-------- Task material
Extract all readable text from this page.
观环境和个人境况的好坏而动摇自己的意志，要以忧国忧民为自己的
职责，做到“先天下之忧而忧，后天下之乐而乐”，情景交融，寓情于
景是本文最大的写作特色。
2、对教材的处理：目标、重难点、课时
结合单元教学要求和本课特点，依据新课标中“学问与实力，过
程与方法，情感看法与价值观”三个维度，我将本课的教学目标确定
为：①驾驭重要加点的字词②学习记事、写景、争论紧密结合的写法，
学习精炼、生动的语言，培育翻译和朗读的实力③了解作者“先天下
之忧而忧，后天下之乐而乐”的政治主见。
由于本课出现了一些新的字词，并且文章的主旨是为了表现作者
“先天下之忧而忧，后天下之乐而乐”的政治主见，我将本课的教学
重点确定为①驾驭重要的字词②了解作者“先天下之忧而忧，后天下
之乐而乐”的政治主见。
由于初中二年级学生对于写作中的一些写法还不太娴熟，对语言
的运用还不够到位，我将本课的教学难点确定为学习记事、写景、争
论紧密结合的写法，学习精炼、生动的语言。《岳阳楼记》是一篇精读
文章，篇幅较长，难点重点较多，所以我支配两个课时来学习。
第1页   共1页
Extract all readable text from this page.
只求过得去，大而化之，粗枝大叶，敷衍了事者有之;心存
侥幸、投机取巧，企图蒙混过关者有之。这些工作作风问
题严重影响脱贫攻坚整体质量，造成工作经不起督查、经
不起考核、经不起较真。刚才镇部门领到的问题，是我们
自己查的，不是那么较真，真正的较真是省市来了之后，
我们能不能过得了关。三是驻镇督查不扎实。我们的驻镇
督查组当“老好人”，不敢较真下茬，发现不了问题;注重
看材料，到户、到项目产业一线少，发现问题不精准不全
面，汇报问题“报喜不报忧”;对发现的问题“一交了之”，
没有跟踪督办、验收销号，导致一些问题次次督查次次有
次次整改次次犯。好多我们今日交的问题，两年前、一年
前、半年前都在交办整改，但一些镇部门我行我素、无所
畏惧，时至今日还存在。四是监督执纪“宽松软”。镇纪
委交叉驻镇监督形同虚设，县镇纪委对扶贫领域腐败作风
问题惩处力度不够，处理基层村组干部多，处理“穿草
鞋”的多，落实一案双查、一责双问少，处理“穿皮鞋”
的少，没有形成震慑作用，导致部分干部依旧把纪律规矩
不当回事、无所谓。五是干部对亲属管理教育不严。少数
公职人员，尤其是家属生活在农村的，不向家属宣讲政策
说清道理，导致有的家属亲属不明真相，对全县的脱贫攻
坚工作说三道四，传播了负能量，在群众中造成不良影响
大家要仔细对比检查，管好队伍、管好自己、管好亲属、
----------------
## Set exercise
Take the lines above and print them exactly.

## Response for this exercise
Extract all readable text from this page.
观环境和个人境况的好坏而动摇自己的意志，要以忧国忧民为自己的
职责，做到“先天下之忧而忧，后天下之乐而乐”，情景交融，寓情于
景是本文最大的写作特色。
2、对教材的处理：目标、重难点、课时
结合单元教学要求和本课特点，依据新课标中“学问与实力，过
程与方法，情感看法与价值观”三个维度，我将本课的教学目标确定
为：①驾驭重要加点的字词②学习记事、写景、争论紧密结合的写法，
学习精炼、生动的语言，培育翻译和朗读的实力③了解作者“先天下
之忧而忧，后天下之乐而乐”的政治主见。
由于本课出现了一些新的字词，并且文章的主旨是为了表现作者
“先天下之忧而忧，后天下之乐而乐”的政治主见，我将本课的教学
重点确定为①驾驭重要的字词②了解作者“先天下之忧而忧，后天下
之乐而乐”的政治主见。
由于初中二年级学生对于写作中的一些写法还不太娴熟，对语言
的运用还不够到位，我将本课的教学难点确定为学习记事、写景、争
论紧密结合的写法，学习精炼、生动的语言。《岳阳楼记》是一篇精读
文章，篇幅较长，难点重点较多，所以我支配两个课时来学习。
第1页   共1页
Extract all readable text from this page.
只求过得去，大而化之，粗枝大叶，敷衍了事者有之;心存
侥幸、投机取巧，企图蒙混过关者有之。这些工作作风问
题严重影响脱贫攻坚整体质量，造成工作经不起督查、经
不起考核、经不起较真。刚才镇部门领到的问题，是我们
自己查的，不是那么较真，真正的较真是省市来了之后，
我们能不能过得了关。三是驻镇督查不扎实。我们的驻镇
督查组当“老好人”，不敢较真下茬，发现不了问题;注重
看材料，到户、到项目产业一线少，发现问题不精准不全
面，汇报问题“报喜不报忧”;对发现的问题“一交了之”，
没有跟踪督办、验收销号，导致一些问题次次督查次次有
次次整改次次犯。好多我们今日交的问题，两年前、一年
前、半年前都在交办整改，但一些镇部门我行我素、无所
畏惧，时至今日还存在。四是监督执纪“宽松软”。镇纪
委交叉驻镇监督形同虚设，县镇纪委对扶贫领域腐败作风
问题惩处力度不够，处理基层村组干部多，处理“穿草
鞋”的多，落实一案双查、一责双问少，处理“穿皮鞋”
的少，没有形成震慑作用，导致部分干部依旧把纪律规矩
不当回事、无所谓。五是干部对亲属管理教育不严。少数
公职人员，尤其是家属生活在农村的，不向家属宣讲政策
说清道理，导致有的家属亲属不明真相，对全县的脱贫攻
坚工作说三道四，传播了负能量，在群众中造成不良影响
大家要仔细对比检查，管好队伍、管好自己、管好亲属、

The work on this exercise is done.